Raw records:
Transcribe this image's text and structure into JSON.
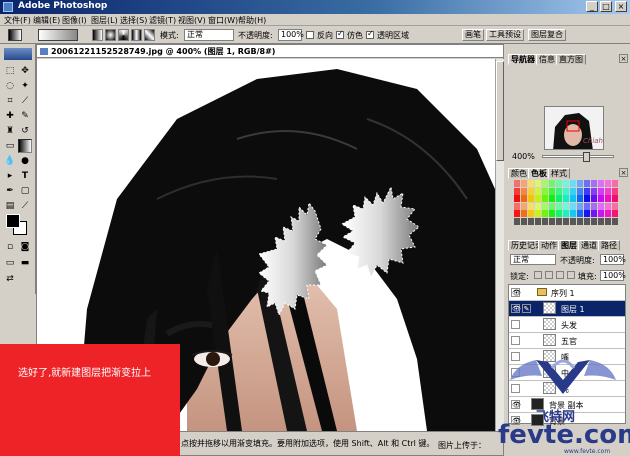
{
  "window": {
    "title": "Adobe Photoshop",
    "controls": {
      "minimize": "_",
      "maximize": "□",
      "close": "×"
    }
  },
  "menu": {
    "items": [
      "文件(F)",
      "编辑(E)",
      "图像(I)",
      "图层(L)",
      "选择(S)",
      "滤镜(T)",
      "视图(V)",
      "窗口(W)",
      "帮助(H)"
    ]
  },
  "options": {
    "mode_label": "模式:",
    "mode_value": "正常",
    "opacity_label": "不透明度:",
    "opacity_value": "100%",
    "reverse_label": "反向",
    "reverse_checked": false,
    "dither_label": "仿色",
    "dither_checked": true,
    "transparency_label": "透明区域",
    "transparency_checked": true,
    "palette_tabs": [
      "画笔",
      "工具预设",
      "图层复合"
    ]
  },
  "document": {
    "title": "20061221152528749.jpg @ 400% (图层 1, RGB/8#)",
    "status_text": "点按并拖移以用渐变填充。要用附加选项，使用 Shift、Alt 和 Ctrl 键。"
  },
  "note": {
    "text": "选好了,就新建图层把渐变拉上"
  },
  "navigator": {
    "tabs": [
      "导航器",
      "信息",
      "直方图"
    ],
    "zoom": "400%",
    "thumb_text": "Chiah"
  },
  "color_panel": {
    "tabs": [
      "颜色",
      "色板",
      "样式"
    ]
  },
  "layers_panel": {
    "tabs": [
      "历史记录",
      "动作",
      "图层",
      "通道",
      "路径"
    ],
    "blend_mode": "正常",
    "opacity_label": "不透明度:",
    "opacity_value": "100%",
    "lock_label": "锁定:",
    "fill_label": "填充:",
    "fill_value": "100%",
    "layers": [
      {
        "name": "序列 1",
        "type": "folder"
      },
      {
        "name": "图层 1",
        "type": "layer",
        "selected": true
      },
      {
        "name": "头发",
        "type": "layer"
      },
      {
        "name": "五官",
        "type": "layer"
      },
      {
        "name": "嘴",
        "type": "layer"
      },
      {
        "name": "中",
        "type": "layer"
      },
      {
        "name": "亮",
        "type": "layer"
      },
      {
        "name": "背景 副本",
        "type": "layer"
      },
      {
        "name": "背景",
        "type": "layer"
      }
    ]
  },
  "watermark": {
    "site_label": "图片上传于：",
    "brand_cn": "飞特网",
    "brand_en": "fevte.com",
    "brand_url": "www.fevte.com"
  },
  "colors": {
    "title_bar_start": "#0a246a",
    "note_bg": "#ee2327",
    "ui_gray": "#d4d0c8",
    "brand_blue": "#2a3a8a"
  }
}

...

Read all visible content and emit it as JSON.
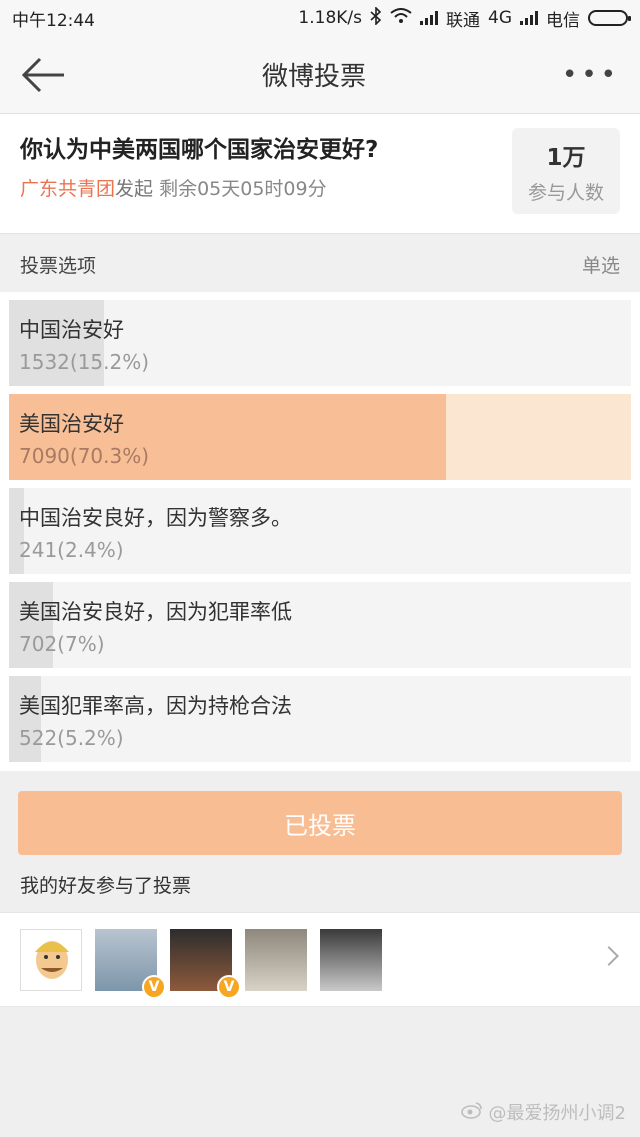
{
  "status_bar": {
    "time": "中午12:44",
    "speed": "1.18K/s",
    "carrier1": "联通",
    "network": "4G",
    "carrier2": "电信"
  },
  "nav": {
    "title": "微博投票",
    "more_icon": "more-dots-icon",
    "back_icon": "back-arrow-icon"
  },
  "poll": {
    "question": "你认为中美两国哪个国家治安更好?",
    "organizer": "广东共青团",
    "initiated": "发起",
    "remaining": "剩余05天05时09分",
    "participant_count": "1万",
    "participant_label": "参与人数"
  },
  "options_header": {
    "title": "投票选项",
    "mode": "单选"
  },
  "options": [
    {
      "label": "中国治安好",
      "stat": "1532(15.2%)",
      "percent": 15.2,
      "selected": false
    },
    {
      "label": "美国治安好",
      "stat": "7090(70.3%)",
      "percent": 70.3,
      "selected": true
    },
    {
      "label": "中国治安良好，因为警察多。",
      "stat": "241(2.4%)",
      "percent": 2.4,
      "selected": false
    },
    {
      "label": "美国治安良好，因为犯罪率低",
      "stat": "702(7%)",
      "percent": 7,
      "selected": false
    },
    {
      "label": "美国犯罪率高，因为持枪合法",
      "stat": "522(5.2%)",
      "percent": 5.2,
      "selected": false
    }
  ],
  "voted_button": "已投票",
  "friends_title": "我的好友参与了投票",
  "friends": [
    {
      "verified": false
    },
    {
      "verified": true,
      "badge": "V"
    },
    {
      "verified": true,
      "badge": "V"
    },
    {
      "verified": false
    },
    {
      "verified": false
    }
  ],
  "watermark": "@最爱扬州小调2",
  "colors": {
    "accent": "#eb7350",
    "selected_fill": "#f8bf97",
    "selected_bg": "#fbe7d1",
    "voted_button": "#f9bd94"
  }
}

What the exercise asks =>
Check every line of the data above for the string "icon", and copy those that have it.

Reply =>
    "more_icon": "more-dots-icon",
    "back_icon": "back-arrow-icon"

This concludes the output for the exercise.